Instruction |
Give back the full listing verbatim, apart from its images.
········
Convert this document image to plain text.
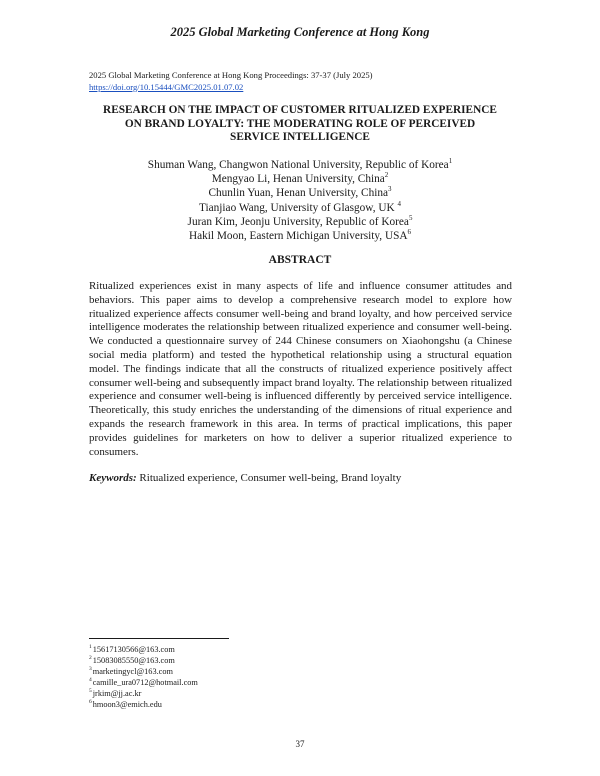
2025 Global Marketing Conference at Hong Kong
2025 Global Marketing Conference at Hong Kong Proceedings: 37-37 (July 2025)
https://doi.org/10.15444/GMC2025.01.07.02
RESEARCH ON THE IMPACT OF CUSTOMER RITUALIZED EXPERIENCE
ON BRAND LOYALTY: THE MODERATING ROLE OF PERCEIVED
SERVICE INTELLIGENCE
Shuman Wang, Changwon National University, Republic of Korea$^1$
Mengyao Li, Henan University, China$^2$
Chunlin Yuan, Henan University, China$^3$
Tianjiao Wang, University of Glasgow, UK $^4$
Juran Kim, Jeonju University, Republic of Korea$^5$
Hakil Moon, Eastern Michigan University, USA$^6$
ABSTRACT
Ritualized experiences exist in many aspects of life and influence consumer attitudes and behaviors. This paper aims to develop a comprehensive research model to explore how ritualized experience affects consumer well-being and brand loyalty, and how perceived service intelligence moderates the relationship between ritualized experience and consumer well-being. We conducted a questionnaire survey of 244 Chinese consumers on Xiaohongshu (a Chinese social media platform) and tested the hypothetical relationship using a structural equation model. The findings indicate that all the constructs of ritualized experience positively affect consumer well-being and subsequently impact brand loyalty. The relationship between ritualized experience and consumer well-being is influenced differently by perceived service intelligence. Theoretically, this study enriches the understanding of the dimensions of ritual experience and expands the research framework in this area. In terms of practical implications, this paper provides guidelines for marketers on how to deliver a superior ritualized experience to consumers.
Keywords: Ritualized experience, Consumer well-being, Brand loyalty
$^1$15617130566@163.com
$^2$15083085550@163.com
$^3$marketingycl@163.com
$^4$camille_ura0712@hotmail.com
$^5$jrkim@jj.ac.kr
$^6$hmoon3@emich.edu
37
········
Result for this task |
Convert this document image to plain text.
2025 Global Marketing Conference at Hong Kong
2025 Global Marketing Conference at Hong Kong Proceedings: 37-37 (July 2025)
https://doi.org/10.15444/GMC2025.01.07.02
RESEARCH ON THE IMPACT OF CUSTOMER RITUALIZED EXPERIENCE
ON BRAND LOYALTY: THE MODERATING ROLE OF PERCEIVED
SERVICE INTELLIGENCE
Shuman Wang, Changwon National University, Republic of Korea$^1$
Mengyao Li, Henan University, China$^2$
Chunlin Yuan, Henan University, China$^3$
Tianjiao Wang, University of Glasgow, UK $^4$
Juran Kim, Jeonju University, Republic of Korea$^5$
Hakil Moon, Eastern Michigan University, USA$^6$
ABSTRACT
Ritualized experiences exist in many aspects of life and influence consumer attitudes and behaviors. This paper aims to develop a comprehensive research model to explore how ritualized experience affects consumer well-being and brand loyalty, and how perceived service intelligence moderates the relationship between ritualized experience and consumer well-being. We conducted a questionnaire survey of 244 Chinese consumers on Xiaohongshu (a Chinese social media platform) and tested the hypothetical relationship using a structural equation model. The findings indicate that all the constructs of ritualized experience positively affect consumer well-being and subsequently impact brand loyalty. The relationship between ritualized experience and consumer well-being is influenced differently by perceived service intelligence. Theoretically, this study enriches the understanding of the dimensions of ritual experience and expands the research framework in this area. In terms of practical implications, this paper provides guidelines for marketers on how to deliver a superior ritualized experience to consumers.
Keywords: Ritualized experience, Consumer well-being, Brand loyalty
$^1$15617130566@163.com
$^2$15083085550@163.com
$^3$marketingycl@163.com
$^4$camille_ura0712@hotmail.com
$^5$jrkim@jj.ac.kr
$^6$hmoon3@emich.edu
37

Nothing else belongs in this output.